### Job:
Below are records; work out how many of their lines hold the string "placeholder" and give that number alone.

### Records supplied ###

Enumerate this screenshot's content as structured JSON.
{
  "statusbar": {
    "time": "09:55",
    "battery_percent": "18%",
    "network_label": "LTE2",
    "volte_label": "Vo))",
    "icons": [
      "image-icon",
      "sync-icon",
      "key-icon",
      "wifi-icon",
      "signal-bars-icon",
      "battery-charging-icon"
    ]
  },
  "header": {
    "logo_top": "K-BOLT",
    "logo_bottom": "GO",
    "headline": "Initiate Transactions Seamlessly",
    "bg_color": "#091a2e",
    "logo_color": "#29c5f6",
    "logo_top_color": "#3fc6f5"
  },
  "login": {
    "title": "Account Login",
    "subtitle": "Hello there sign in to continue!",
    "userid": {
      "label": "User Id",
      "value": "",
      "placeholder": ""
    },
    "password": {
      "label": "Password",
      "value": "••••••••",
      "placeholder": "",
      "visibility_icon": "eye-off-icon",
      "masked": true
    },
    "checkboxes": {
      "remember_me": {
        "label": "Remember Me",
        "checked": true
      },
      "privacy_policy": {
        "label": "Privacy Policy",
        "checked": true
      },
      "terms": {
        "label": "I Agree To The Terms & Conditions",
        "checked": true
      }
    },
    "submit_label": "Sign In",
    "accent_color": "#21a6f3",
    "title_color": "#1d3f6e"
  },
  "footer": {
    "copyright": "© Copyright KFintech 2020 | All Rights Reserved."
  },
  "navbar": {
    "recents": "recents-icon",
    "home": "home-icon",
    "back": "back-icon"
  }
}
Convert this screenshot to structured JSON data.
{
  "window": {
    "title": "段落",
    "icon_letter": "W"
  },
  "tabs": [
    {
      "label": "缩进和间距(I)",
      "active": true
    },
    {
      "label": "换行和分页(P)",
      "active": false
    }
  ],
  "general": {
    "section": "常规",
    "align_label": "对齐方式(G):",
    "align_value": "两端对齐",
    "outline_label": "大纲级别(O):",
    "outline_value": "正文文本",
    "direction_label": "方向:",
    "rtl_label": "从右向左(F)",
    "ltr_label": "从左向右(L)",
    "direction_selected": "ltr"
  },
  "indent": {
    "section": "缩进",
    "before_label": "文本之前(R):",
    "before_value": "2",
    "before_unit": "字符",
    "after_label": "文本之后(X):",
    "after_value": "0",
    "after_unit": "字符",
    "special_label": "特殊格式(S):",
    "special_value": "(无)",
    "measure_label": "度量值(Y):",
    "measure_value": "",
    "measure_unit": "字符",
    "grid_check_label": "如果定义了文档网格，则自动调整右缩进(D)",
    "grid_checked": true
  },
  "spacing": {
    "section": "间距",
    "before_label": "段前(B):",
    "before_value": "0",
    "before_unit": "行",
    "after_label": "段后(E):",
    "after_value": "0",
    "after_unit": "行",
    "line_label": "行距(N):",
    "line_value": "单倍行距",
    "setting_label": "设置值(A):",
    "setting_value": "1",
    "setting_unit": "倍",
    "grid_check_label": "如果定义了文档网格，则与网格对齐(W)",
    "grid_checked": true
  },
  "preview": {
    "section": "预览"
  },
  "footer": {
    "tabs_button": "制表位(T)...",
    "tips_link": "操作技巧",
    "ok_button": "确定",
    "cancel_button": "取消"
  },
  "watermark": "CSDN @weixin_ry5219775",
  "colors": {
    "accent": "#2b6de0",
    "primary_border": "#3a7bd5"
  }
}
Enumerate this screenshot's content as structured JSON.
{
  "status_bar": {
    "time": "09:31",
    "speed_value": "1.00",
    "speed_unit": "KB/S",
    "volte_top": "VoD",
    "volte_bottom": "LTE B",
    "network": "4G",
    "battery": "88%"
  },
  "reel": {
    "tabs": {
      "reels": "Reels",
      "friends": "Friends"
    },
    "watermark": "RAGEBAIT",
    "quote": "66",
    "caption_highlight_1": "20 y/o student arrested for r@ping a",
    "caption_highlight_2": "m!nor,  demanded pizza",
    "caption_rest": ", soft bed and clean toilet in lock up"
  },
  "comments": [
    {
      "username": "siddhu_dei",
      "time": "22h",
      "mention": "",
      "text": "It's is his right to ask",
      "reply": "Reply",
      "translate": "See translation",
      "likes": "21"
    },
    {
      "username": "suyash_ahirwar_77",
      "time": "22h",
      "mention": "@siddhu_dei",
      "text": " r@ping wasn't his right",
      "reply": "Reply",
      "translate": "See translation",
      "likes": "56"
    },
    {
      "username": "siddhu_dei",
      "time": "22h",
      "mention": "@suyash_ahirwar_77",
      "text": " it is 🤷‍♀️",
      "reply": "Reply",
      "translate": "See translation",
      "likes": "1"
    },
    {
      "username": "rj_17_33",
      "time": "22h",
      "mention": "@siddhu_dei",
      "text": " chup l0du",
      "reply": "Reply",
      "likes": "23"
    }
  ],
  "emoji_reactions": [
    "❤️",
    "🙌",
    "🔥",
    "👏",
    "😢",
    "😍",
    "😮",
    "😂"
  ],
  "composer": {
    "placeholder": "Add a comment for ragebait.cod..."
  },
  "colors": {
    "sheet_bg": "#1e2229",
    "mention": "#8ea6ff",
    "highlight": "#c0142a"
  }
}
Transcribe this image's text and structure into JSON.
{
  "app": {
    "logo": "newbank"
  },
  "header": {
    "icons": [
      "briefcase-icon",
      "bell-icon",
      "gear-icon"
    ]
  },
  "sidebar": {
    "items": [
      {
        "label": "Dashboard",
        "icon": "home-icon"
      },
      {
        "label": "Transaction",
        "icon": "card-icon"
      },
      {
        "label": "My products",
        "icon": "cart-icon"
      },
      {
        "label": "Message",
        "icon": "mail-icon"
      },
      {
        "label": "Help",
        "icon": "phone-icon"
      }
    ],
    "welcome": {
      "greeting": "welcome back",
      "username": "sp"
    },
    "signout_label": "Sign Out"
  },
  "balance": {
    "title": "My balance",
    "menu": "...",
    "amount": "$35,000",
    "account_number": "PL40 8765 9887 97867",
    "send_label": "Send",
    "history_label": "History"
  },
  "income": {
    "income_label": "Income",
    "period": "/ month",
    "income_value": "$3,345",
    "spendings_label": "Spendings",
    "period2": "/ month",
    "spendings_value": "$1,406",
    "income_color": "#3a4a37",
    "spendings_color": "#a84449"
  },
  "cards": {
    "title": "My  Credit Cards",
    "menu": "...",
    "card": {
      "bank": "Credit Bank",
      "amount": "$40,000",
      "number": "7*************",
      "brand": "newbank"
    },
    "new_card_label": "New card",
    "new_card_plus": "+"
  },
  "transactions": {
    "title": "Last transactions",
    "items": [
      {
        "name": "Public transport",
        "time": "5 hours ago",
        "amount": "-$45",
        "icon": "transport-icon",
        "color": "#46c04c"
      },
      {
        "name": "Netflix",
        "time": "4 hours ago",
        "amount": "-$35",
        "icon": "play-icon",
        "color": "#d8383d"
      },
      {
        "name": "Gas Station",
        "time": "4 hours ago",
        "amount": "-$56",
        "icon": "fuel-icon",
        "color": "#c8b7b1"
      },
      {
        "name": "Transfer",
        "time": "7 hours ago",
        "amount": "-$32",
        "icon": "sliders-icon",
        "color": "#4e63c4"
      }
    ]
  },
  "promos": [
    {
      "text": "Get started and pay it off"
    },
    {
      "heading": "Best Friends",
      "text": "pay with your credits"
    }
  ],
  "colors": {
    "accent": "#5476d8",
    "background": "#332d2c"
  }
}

###

### Finished answer:
3